## Set task:
Among the entries below, find the lines with "Cumulative" and copy them.

## The records:
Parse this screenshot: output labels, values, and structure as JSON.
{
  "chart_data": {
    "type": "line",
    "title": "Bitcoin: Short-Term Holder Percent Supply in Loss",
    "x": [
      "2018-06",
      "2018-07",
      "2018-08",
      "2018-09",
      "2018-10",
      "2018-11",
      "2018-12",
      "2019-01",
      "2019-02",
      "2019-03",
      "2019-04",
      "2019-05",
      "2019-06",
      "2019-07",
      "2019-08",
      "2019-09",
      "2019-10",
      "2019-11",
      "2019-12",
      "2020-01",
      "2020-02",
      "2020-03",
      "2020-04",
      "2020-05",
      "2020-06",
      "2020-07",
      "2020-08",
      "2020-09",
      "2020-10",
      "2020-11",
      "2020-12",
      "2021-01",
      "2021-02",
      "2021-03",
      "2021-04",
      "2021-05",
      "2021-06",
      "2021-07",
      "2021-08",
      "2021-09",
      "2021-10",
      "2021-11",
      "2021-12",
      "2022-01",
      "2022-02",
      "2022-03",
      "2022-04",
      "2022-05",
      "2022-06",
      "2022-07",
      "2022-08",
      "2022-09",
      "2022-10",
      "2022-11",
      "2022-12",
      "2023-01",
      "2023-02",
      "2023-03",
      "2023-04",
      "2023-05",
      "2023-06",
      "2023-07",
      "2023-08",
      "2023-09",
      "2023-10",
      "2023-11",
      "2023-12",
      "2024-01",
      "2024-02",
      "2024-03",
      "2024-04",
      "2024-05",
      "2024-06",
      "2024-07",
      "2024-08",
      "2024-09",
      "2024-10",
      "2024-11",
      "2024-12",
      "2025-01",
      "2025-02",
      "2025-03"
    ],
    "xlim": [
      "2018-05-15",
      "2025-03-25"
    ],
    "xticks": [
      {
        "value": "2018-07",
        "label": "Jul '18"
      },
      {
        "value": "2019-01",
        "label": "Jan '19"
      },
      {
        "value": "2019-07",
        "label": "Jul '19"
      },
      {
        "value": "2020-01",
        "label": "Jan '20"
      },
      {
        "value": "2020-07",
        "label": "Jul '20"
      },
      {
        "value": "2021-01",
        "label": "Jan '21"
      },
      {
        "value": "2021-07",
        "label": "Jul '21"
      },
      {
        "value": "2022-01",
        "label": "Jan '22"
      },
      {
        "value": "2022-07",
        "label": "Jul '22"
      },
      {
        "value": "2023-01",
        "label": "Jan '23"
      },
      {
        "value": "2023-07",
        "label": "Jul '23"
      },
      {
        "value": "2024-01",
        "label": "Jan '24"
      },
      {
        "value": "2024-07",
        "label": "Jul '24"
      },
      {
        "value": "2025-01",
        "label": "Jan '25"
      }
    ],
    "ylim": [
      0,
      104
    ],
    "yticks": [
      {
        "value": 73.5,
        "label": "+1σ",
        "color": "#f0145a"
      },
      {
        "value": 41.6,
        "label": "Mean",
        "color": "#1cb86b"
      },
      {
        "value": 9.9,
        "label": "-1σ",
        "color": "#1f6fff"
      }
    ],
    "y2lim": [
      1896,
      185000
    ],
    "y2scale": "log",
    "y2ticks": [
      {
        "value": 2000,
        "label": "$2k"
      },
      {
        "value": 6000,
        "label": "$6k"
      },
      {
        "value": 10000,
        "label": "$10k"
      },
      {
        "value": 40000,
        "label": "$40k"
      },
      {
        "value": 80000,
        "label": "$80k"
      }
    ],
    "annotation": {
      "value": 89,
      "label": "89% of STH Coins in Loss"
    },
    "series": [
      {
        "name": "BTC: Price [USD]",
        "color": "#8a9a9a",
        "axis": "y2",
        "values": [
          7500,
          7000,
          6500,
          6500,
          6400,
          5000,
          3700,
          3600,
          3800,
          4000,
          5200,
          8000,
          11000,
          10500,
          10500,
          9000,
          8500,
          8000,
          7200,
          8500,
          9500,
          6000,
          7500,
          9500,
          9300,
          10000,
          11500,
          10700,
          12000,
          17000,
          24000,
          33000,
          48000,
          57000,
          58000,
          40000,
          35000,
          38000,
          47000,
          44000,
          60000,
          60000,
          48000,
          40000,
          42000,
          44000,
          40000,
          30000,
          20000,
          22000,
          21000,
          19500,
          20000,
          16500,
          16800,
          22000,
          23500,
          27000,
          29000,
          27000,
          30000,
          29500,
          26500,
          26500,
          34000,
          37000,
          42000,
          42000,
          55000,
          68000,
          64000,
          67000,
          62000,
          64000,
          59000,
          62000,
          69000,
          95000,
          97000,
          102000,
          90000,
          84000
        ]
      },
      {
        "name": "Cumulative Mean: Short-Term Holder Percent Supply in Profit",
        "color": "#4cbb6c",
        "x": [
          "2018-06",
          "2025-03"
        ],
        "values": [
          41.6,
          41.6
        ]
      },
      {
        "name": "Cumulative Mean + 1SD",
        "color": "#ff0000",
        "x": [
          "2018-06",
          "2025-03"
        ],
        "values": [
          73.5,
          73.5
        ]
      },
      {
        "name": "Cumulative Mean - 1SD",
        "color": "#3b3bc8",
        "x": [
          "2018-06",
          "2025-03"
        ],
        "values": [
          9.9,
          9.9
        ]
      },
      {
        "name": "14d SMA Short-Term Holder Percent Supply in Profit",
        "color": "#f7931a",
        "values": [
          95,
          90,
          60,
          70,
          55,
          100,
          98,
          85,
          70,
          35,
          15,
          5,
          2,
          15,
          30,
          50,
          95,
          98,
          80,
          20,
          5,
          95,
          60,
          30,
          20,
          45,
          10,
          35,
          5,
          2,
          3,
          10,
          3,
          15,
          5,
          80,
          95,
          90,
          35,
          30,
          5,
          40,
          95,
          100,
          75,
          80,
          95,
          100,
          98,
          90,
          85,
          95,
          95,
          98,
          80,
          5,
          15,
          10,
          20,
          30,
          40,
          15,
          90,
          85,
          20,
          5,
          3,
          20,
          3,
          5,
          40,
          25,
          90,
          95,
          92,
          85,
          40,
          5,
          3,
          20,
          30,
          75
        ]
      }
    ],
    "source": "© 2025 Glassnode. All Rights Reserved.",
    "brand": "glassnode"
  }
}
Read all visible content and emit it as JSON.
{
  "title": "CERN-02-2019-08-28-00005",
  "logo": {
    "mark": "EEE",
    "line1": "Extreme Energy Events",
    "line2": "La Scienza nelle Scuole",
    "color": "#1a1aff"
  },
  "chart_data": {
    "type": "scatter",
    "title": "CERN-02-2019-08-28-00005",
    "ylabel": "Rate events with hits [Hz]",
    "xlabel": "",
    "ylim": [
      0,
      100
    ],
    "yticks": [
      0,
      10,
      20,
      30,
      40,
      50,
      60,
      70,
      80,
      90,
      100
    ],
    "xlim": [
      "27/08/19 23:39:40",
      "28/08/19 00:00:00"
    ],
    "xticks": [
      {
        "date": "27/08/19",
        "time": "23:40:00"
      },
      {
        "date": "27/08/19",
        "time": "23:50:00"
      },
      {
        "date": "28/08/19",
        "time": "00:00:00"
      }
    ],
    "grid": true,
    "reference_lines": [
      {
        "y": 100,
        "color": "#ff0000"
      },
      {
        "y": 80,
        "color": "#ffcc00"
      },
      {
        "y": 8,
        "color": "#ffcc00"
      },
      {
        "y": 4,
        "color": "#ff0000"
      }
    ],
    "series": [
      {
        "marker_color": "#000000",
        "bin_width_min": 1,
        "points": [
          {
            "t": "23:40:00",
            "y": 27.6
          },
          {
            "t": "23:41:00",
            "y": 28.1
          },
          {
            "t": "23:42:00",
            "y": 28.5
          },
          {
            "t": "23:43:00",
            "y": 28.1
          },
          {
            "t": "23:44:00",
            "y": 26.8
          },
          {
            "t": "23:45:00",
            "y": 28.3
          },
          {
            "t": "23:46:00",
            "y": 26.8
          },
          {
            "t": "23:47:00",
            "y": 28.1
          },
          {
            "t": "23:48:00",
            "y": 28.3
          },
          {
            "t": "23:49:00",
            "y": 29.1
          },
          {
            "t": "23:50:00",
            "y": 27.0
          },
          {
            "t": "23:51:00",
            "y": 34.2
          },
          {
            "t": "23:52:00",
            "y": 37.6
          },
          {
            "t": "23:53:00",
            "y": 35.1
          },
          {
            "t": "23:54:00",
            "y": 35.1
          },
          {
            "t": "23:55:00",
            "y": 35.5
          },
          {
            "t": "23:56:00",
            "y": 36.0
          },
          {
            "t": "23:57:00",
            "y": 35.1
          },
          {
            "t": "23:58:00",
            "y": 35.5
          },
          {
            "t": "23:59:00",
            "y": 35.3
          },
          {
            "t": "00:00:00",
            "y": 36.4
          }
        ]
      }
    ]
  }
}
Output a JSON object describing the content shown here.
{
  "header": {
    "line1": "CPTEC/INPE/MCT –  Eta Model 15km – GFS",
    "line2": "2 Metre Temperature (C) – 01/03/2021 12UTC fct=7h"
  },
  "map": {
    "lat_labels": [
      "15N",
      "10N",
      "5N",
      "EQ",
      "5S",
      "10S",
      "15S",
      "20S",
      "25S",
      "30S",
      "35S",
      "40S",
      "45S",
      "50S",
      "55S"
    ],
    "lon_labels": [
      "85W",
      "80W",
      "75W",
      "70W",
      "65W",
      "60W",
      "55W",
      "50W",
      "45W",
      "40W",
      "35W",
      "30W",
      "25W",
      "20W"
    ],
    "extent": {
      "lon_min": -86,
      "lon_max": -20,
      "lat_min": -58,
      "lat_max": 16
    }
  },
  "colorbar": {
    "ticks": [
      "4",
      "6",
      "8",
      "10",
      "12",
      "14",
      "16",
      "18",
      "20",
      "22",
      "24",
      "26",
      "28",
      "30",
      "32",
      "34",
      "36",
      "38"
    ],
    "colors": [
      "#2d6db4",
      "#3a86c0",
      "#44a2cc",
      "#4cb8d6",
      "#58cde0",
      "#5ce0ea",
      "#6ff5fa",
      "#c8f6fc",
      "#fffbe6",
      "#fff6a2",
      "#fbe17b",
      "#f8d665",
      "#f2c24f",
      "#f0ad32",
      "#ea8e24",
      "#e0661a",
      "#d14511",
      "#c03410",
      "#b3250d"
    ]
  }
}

## Task output:
        "name": "Cumulative Mean: Short-Term Holder Percent Supply in Profit",
        "name": "Cumulative Mean + 1SD",
        "name": "Cumulative Mean - 1SD",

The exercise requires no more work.